Figure dataset records
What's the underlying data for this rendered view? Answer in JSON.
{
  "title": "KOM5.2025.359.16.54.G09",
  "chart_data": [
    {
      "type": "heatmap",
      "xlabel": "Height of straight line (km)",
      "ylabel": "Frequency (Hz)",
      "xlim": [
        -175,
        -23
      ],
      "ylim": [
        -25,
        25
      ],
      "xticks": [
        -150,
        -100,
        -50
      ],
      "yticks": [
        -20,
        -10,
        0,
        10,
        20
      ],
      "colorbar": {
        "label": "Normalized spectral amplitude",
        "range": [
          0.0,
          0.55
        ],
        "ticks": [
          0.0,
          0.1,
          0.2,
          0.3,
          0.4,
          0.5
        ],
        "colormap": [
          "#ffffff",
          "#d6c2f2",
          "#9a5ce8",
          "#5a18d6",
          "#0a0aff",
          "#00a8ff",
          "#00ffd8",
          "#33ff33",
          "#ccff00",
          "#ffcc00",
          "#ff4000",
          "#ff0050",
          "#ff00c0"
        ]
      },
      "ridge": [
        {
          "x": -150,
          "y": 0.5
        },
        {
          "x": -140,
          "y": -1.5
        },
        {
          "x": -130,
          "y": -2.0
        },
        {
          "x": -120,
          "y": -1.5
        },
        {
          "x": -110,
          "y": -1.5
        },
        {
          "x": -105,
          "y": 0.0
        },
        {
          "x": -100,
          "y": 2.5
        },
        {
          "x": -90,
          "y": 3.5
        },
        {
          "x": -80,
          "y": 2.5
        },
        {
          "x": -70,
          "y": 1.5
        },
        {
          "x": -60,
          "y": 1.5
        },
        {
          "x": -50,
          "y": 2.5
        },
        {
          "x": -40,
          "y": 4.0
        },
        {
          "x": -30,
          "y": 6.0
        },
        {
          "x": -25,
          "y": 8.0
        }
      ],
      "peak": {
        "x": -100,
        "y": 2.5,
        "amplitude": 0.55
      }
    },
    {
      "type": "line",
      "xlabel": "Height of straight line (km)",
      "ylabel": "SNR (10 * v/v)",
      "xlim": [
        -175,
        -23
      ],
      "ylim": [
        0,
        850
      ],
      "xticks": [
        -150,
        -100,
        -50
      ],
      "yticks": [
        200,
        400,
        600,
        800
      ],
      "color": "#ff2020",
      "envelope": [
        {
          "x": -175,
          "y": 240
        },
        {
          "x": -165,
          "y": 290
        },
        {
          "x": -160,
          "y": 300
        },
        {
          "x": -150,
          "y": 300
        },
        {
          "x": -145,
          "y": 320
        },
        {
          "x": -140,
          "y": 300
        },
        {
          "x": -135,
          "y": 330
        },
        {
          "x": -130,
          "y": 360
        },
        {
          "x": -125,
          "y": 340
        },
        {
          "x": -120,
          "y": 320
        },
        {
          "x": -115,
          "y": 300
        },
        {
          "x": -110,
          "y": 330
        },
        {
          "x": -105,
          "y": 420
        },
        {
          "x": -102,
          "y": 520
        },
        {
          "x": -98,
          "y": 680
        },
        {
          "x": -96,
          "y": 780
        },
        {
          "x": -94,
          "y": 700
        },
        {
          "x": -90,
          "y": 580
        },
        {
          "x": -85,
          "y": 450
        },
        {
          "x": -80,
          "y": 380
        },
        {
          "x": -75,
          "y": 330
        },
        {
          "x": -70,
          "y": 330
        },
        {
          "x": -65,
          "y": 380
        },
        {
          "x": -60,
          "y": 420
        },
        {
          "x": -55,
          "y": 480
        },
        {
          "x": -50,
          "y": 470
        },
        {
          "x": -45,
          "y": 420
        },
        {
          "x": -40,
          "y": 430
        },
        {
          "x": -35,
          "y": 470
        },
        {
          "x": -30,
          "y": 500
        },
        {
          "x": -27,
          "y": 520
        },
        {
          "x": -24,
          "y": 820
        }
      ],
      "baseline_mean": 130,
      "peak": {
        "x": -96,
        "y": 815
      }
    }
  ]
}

Required work - Make an exact copy of the data above.

The output -
What's the underlying data for this rendered view? Answer in JSON.
{
  "title": "KOM5.2025.359.16.54.G09",
  "chart_data": [
    {
      "type": "heatmap",
      "xlabel": "Height of straight line (km)",
      "ylabel": "Frequency (Hz)",
      "xlim": [
        -175,
        -23
      ],
      "ylim": [
        -25,
        25
      ],
      "xticks": [
        -150,
        -100,
        -50
      ],
      "yticks": [
        -20,
        -10,
        0,
        10,
        20
      ],
      "colorbar": {
        "label": "Normalized spectral amplitude",
        "range": [
          0.0,
          0.55
        ],
        "ticks": [
          0.0,
          0.1,
          0.2,
          0.3,
          0.4,
          0.5
        ],
        "colormap": [
          "#ffffff",
          "#d6c2f2",
          "#9a5ce8",
          "#5a18d6",
          "#0a0aff",
          "#00a8ff",
          "#00ffd8",
          "#33ff33",
          "#ccff00",
          "#ffcc00",
          "#ff4000",
          "#ff0050",
          "#ff00c0"
        ]
      },
      "ridge": [
        {
          "x": -150,
          "y": 0.5
        },
        {
          "x": -140,
          "y": -1.5
        },
        {
          "x": -130,
          "y": -2.0
        },
        {
          "x": -120,
          "y": -1.5
        },
        {
          "x": -110,
          "y": -1.5
        },
        {
          "x": -105,
          "y": 0.0
        },
        {
          "x": -100,
          "y": 2.5
        },
        {
          "x": -90,
          "y": 3.5
        },
        {
          "x": -80,
          "y": 2.5
        },
        {
          "x": -70,
          "y": 1.5
        },
        {
          "x": -60,
          "y": 1.5
        },
        {
          "x": -50,
          "y": 2.5
        },
        {
          "x": -40,
          "y": 4.0
        },
        {
          "x": -30,
          "y": 6.0
        },
        {
          "x": -25,
          "y": 8.0
        }
      ],
      "peak": {
        "x": -100,
        "y": 2.5,
        "amplitude": 0.55
      }
    },
    {
      "type": "line",
      "xlabel": "Height of straight line (km)",
      "ylabel": "SNR (10 * v/v)",
      "xlim": [
        -175,
        -23
      ],
      "ylim": [
        0,
        850
      ],
      "xticks": [
        -150,
        -100,
        -50
      ],
      "yticks": [
        200,
        400,
        600,
        800
      ],
      "color": "#ff2020",
      "envelope": [
        {
          "x": -175,
          "y": 240
        },
        {
          "x": -165,
          "y": 290
        },
        {
          "x": -160,
          "y": 300
        },
        {
          "x": -150,
          "y": 300
        },
        {
          "x": -145,
          "y": 320
        },
        {
          "x": -140,
          "y": 300
        },
        {
          "x": -135,
          "y": 330
        },
        {
          "x": -130,
          "y": 360
        },
        {
          "x": -125,
          "y": 340
        },
        {
          "x": -120,
          "y": 320
        },
        {
          "x": -115,
          "y": 300
        },
        {
          "x": -110,
          "y": 330
        },
        {
          "x": -105,
          "y": 420
        },
        {
          "x": -102,
          "y": 520
        },
        {
          "x": -98,
          "y": 680
        },
        {
          "x": -96,
          "y": 780
        },
        {
          "x": -94,
          "y": 700
        },
        {
          "x": -90,
          "y": 580
        },
        {
          "x": -85,
          "y": 450
        },
        {
          "x": -80,
          "y": 380
        },
        {
          "x": -75,
          "y": 330
        },
        {
          "x": -70,
          "y": 330
        },
        {
          "x": -65,
          "y": 380
        },
        {
          "x": -60,
          "y": 420
        },
        {
          "x": -55,
          "y": 480
        },
        {
          "x": -50,
          "y": 470
        },
        {
          "x": -45,
          "y": 420
        },
        {
          "x": -40,
          "y": 430
        },
        {
          "x": -35,
          "y": 470
        },
        {
          "x": -30,
          "y": 500
        },
        {
          "x": -27,
          "y": 520
        },
        {
          "x": -24,
          "y": 820
        }
      ],
      "baseline_mean": 130,
      "peak": {
        "x": -96,
        "y": 815
      }
    }
  ]
}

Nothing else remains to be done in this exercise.